## WRITTEN INSTRUCTION
Read through the entries below and return each line with the word "Neshotah".

Data records
START
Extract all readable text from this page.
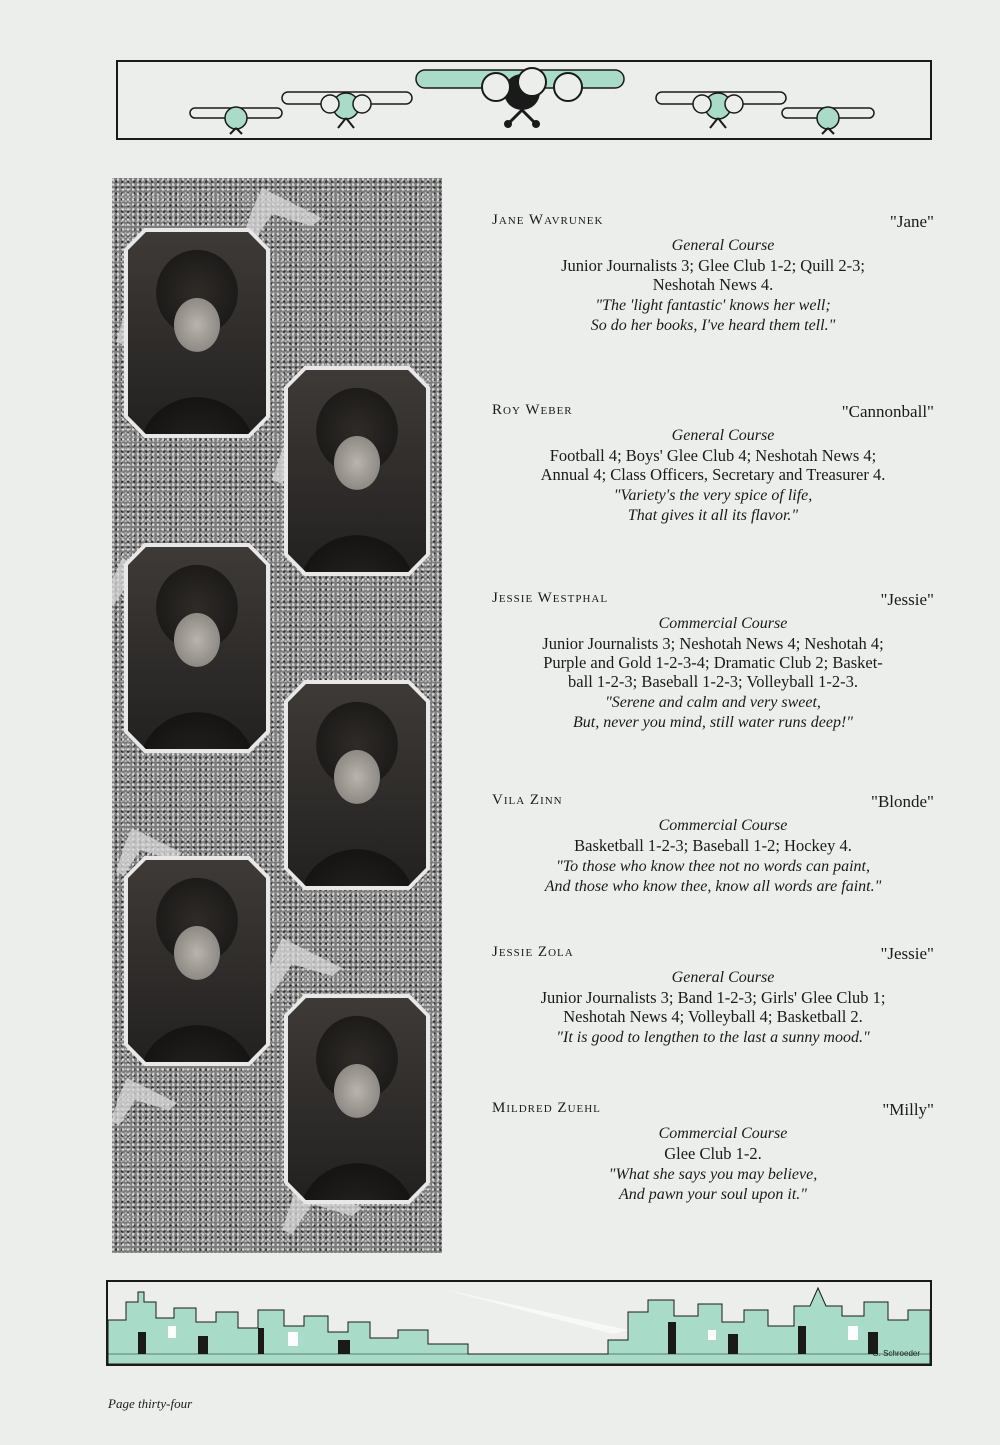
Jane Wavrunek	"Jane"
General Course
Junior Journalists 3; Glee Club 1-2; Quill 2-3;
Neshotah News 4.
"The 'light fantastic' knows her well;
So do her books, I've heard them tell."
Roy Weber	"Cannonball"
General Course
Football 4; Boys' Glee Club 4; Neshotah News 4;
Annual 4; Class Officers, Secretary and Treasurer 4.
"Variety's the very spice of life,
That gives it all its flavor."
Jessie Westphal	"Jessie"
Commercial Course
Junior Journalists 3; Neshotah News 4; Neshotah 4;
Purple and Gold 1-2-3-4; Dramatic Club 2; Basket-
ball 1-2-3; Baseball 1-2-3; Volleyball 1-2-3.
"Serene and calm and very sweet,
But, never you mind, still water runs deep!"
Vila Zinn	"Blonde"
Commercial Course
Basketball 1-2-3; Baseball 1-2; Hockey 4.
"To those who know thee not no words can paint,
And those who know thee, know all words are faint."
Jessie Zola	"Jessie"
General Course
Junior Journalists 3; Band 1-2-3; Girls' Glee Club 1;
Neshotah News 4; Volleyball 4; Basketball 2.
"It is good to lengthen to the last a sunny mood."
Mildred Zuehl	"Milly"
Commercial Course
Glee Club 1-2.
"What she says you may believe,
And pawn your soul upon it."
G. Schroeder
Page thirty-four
END
## ANSWER
Neshotah News 4.
Football 4; Boys' Glee Club 4; Neshotah News 4;
Junior Journalists 3; Neshotah News 4; Neshotah 4;
Neshotah News 4; Volleyball 4; Basketball 2.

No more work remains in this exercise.